* _What you have to do_
Give every entry again, unchanged, and leave its images out.

■ ■ ■ ■ ■

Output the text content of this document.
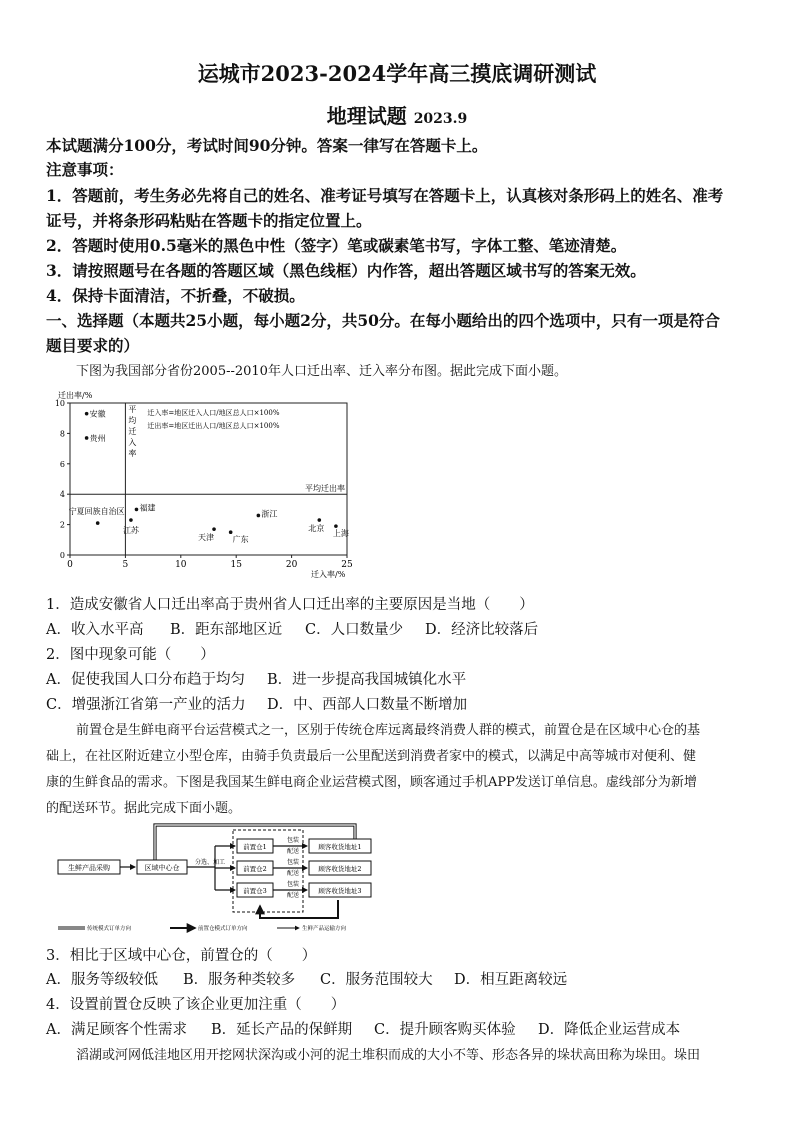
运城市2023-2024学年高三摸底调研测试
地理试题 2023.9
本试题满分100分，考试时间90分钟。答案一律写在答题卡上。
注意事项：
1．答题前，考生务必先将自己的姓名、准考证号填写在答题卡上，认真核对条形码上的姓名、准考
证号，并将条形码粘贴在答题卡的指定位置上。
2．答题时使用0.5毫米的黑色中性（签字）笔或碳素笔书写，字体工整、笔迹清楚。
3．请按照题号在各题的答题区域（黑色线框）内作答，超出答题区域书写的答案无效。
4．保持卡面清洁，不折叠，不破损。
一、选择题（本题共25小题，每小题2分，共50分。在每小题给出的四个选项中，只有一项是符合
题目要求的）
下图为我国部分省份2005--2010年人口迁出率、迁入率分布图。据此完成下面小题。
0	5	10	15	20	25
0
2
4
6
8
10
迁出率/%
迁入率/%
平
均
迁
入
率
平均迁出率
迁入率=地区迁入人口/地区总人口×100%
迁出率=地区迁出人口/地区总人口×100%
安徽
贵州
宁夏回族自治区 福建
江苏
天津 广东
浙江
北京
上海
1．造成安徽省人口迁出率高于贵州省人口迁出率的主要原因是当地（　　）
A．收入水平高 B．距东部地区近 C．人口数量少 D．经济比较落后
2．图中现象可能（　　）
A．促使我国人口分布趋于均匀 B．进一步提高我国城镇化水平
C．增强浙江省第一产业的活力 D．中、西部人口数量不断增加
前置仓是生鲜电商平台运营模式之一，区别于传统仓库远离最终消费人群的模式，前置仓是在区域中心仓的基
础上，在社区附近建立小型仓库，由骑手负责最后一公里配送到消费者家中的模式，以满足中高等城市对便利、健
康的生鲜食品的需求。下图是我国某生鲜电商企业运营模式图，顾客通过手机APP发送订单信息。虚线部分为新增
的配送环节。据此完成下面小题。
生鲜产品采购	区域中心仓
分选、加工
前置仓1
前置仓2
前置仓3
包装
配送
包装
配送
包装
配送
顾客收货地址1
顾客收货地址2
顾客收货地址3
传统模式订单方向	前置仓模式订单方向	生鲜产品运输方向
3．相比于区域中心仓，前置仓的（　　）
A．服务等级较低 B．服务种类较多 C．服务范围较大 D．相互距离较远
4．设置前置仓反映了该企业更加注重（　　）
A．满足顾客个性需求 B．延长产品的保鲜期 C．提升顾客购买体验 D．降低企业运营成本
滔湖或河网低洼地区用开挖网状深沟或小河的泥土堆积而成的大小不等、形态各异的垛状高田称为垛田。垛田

■ ■ ■ ■ ■

* _Written solution_
Output the text content of this document.
运城市2023-2024学年高三摸底调研测试
地理试题 2023.9
本试题满分100分，考试时间90分钟。答案一律写在答题卡上。
注意事项：
1．答题前，考生务必先将自己的姓名、准考证号填写在答题卡上，认真核对条形码上的姓名、准考
证号，并将条形码粘贴在答题卡的指定位置上。
2．答题时使用0.5毫米的黑色中性（签字）笔或碳素笔书写，字体工整、笔迹清楚。
3．请按照题号在各题的答题区域（黑色线框）内作答，超出答题区域书写的答案无效。
4．保持卡面清洁，不折叠，不破损。
一、选择题（本题共25小题，每小题2分，共50分。在每小题给出的四个选项中，只有一项是符合
题目要求的）
下图为我国部分省份2005--2010年人口迁出率、迁入率分布图。据此完成下面小题。
0	5	10	15	20	25
0
2
4
6
8
10
迁出率/%
迁入率/%
平
均
迁
入
率
平均迁出率
迁入率=地区迁入人口/地区总人口×100%
迁出率=地区迁出人口/地区总人口×100%
安徽
贵州
宁夏回族自治区 福建
江苏
天津 广东
浙江
北京
上海
1．造成安徽省人口迁出率高于贵州省人口迁出率的主要原因是当地（　　）
A．收入水平高 B．距东部地区近 C．人口数量少 D．经济比较落后
2．图中现象可能（　　）
A．促使我国人口分布趋于均匀 B．进一步提高我国城镇化水平
C．增强浙江省第一产业的活力 D．中、西部人口数量不断增加
前置仓是生鲜电商平台运营模式之一，区别于传统仓库远离最终消费人群的模式，前置仓是在区域中心仓的基
础上，在社区附近建立小型仓库，由骑手负责最后一公里配送到消费者家中的模式，以满足中高等城市对便利、健
康的生鲜食品的需求。下图是我国某生鲜电商企业运营模式图，顾客通过手机APP发送订单信息。虚线部分为新增
的配送环节。据此完成下面小题。
生鲜产品采购	区域中心仓
分选、加工
前置仓1
前置仓2
前置仓3
包装
配送
包装
配送
包装
配送
顾客收货地址1
顾客收货地址2
顾客收货地址3
传统模式订单方向	前置仓模式订单方向	生鲜产品运输方向
3．相比于区域中心仓，前置仓的（　　）
A．服务等级较低 B．服务种类较多 C．服务范围较大 D．相互距离较远
4．设置前置仓反映了该企业更加注重（　　）
A．满足顾客个性需求 B．延长产品的保鲜期 C．提升顾客购买体验 D．降低企业运营成本
滔湖或河网低洼地区用开挖网状深沟或小河的泥土堆积而成的大小不等、形态各异的垛状高田称为垛田。垛田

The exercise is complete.